Set out every line bearing the string "heading".

::: PROVIDED DATA :::

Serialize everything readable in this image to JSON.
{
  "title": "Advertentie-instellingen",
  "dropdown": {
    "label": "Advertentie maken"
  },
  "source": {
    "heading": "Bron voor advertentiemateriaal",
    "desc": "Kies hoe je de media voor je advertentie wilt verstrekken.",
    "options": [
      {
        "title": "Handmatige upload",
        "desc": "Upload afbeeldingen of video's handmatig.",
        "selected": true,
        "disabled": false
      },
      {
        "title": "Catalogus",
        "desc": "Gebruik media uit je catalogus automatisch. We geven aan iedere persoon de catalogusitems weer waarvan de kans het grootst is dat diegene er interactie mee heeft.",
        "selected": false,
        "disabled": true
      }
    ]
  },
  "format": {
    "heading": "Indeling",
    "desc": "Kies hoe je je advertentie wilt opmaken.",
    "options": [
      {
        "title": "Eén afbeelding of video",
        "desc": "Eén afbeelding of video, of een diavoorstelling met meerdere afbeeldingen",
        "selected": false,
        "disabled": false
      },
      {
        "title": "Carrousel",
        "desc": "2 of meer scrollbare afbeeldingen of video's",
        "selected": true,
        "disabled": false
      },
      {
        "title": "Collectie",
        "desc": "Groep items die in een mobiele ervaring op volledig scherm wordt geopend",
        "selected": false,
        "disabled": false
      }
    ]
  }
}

:::

OUTPUT OF THE TASK >>
    "heading": "Bron voor advertentiemateriaal",
    "heading": "Indeling",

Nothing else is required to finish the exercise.